→ **TASK STATEMENT**:
Work through the entries below and report how many lines include "okna". The number alone is the answer.

→ **GIVEN DATA**:

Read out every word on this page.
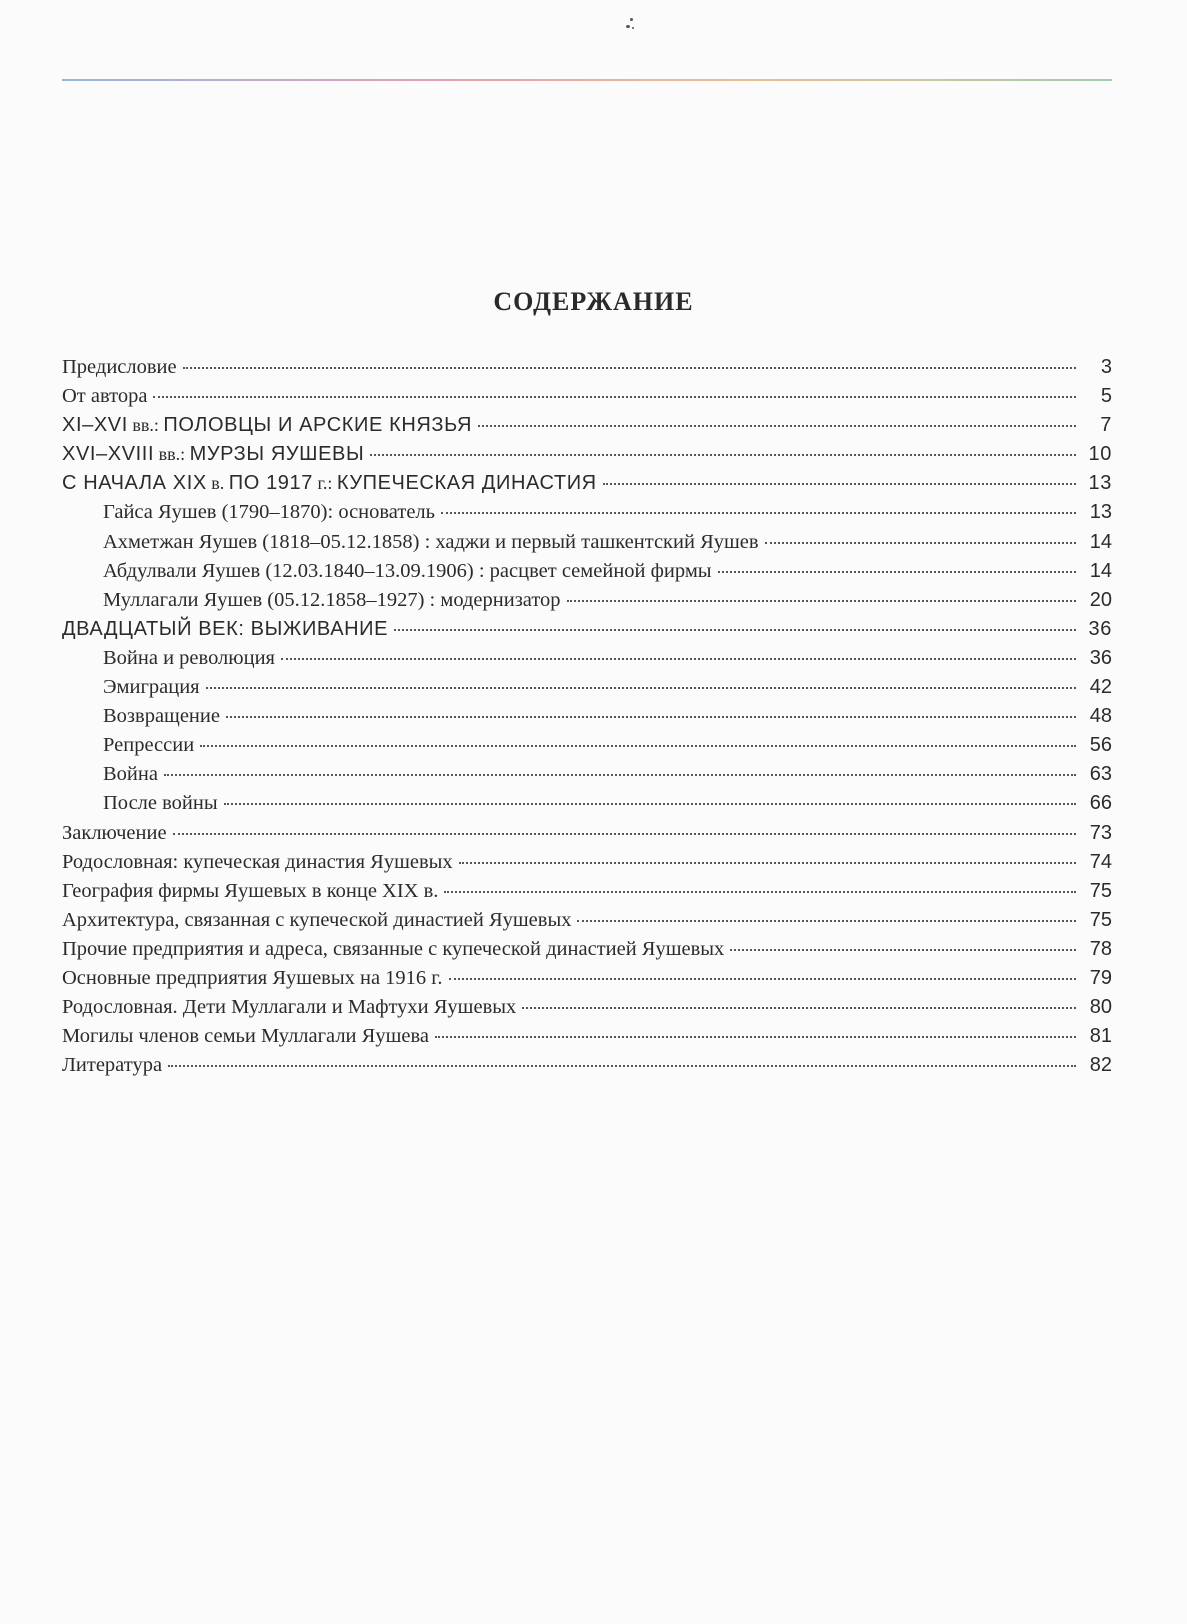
СОДЕРЖАНИЕ
Предисловие	3
От автора	5
XI–XVI вв.: ПОЛОВЦЫ И АРСКИЕ КНЯЗЬЯ	7
XVI–XVIII вв.: МУРЗЫ ЯУШЕВЫ	10
С НАЧАЛА XIX в. ПО 1917 г.: КУПЕЧЕСКАЯ ДИНАСТИЯ	13
Гайса Яушев (1790–1870): основатель	13
Ахметжан Яушев (1818–05.12.1858) : хаджи и первый ташкентский Яушев	14
Абдулвали Яушев (12.03.1840–13.09.1906) : расцвет семейной фирмы	14
Муллагали Яушев (05.12.1858–1927) : модернизатор	20
ДВАДЦАТЫЙ ВЕК: ВЫЖИВАНИЕ	36
Война и революция	36
Эмиграция	42
Возвращение	48
Репрессии	56
Война	63
После войны	66
Заключение	73
Родословная: купеческая династия Яушевых	74
География фирмы Яушевых в конце XIX в.	75
Архитектура, связанная с купеческой династией Яушевых	75
Прочие предприятия и адреса, связанные с купеческой династией Яушевых	78
Основные предприятия Яушевых на 1916 г.	79
Родословная. Дети Муллагали и Мафтухи Яушевых	80
Могилы членов семьи Муллагали Яушева	81
Литература	82
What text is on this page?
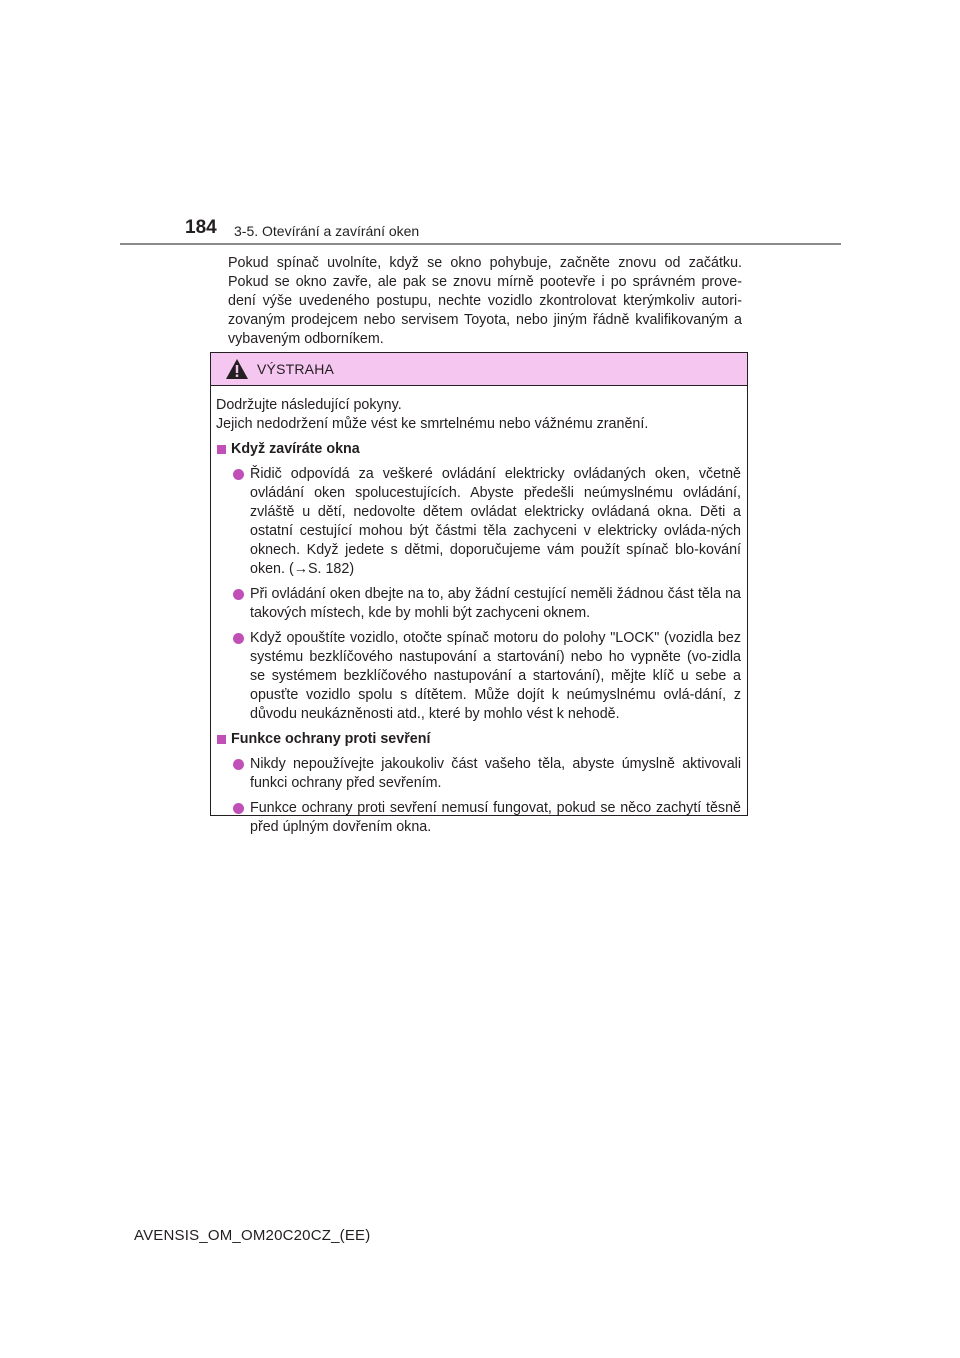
184 3-5. Otevírání a zavírání oken
Pokud spínač uvolníte, když se okno pohybuje, začněte znovu od začátku. Pokud se okno zavře, ale pak se znovu mírně pootevře i po správném prove-dení výše uvedeného postupu, nechte vozidlo zkontrolovat kterýmkoliv autori-zovaným prodejcem nebo servisem Toyota, nebo jiným řádně kvalifikovaným a vybaveným odborníkem.
VÝSTRAHA

Dodržujte následující pokyny.

Jejich nedodržení může vést ke smrtelnému nebo vážnému zranění.

Když zavíráte okna
Řidič odpovídá za veškeré ovládání elektricky ovládaných oken, včetně ovládání oken spolucestujících. Abyste předešli neúmyslnému ovládání, zvláště u dětí, nedovolte dětem ovládat elektricky ovládaná okna. Děti a ostatní cestující mohou být částmi těla zachyceni v elektricky ovláda-ných oknech. Když jedete s dětmi, doporučujeme vám použít spínač blo-kování oken. (→S. 182)
Při ovládání oken dbejte na to, aby žádní cestující neměli žádnou část těla na takových místech, kde by mohli být zachyceni oknem.
Když opouštíte vozidlo, otočte spínač motoru do polohy "LOCK" (vozidla bez systému bezklíčového nastupování a startování) nebo ho vypněte (vo-zidla se systémem bezklíčového nastupování a startování), mějte klíč u sebe a opusťte vozidlo spolu s dítětem. Může dojít k neúmyslnému ovlá-dání, z důvodu neukázněnosti atd., které by mohlo vést k nehodě.
Funkce ochrany proti sevření
Nikdy nepoužívejte jakoukoliv část vašeho těla, abyste úmyslně aktivovali funkci ochrany před sevřením.
Funkce ochrany proti sevření nemusí fungovat, pokud se něco zachytí těsně před úplným dovřením okna.
AVENSIS_OM_OM20C20CZ_(EE)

→ **REPLY TO THE EXERCISE**:
3